--- Items from a data source ---

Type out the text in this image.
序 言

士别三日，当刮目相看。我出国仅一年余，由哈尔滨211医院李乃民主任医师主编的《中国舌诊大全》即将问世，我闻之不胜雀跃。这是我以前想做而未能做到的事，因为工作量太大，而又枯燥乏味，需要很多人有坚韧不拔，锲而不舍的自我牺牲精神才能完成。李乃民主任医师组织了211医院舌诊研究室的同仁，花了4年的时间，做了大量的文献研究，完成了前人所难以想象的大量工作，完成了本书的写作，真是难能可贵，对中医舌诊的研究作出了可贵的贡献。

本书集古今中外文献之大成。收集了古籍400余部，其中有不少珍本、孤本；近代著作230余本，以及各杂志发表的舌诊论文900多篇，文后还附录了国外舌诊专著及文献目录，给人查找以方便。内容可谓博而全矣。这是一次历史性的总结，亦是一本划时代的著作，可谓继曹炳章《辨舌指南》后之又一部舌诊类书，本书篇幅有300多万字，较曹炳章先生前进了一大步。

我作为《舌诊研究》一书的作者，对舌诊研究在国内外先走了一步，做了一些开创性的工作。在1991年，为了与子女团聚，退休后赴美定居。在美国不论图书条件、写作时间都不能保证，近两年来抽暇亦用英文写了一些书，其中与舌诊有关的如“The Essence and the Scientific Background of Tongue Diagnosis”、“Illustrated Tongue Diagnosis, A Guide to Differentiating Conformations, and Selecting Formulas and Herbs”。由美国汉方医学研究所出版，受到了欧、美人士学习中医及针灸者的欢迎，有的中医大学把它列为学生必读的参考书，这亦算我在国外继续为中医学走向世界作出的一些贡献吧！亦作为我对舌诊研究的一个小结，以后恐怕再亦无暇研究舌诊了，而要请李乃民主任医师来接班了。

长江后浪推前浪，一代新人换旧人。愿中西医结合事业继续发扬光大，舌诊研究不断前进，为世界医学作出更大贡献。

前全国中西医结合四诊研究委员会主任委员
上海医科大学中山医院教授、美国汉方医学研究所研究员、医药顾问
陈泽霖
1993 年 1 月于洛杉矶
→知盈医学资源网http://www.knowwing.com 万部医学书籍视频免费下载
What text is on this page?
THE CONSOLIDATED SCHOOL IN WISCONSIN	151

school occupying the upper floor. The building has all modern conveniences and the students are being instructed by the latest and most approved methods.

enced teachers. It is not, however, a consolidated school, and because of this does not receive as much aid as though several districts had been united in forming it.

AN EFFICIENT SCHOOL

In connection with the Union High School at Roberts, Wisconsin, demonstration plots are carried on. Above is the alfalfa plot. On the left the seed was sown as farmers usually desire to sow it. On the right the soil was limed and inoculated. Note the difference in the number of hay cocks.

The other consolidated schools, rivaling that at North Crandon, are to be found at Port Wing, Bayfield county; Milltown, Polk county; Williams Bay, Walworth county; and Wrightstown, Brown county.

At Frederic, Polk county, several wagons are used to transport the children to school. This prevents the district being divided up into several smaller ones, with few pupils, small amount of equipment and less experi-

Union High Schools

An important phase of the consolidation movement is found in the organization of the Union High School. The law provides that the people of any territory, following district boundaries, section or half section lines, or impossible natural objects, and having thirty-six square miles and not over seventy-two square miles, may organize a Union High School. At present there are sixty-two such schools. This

--- Exercise goal ---
Among the lines above, determine how many hold the word "found"; report the figure alone.

--- Correct output ---
2